Work out the number of lines in the listing that include the string "Numri". Reply with that number alone.

* Data listing *

⟨

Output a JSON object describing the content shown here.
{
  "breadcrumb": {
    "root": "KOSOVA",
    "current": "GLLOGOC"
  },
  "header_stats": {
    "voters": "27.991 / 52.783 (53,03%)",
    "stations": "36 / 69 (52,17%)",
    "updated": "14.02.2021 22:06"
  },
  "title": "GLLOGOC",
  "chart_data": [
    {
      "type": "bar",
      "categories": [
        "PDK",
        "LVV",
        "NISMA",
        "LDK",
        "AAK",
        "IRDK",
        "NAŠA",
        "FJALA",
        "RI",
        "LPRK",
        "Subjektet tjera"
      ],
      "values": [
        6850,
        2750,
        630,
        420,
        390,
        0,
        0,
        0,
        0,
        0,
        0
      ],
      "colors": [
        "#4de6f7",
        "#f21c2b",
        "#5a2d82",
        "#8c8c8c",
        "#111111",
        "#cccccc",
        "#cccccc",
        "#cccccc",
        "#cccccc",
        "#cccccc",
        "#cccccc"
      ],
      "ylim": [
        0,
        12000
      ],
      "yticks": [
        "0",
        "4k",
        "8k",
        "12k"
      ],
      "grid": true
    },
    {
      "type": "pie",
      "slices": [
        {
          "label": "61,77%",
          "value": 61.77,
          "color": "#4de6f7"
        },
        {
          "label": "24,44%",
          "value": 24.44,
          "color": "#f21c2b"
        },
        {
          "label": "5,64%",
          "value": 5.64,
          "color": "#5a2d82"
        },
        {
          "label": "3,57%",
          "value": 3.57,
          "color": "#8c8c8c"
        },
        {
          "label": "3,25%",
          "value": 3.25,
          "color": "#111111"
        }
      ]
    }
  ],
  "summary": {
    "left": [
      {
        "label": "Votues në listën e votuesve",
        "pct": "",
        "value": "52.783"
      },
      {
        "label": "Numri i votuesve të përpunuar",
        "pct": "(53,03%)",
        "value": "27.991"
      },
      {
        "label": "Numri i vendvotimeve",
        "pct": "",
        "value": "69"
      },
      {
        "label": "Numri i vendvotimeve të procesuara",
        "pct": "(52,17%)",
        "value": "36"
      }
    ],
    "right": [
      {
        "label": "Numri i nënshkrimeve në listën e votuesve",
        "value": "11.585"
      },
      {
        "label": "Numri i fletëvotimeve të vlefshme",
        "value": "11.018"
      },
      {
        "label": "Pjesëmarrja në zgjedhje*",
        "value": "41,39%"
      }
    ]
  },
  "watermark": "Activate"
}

⟩

* Task response *
5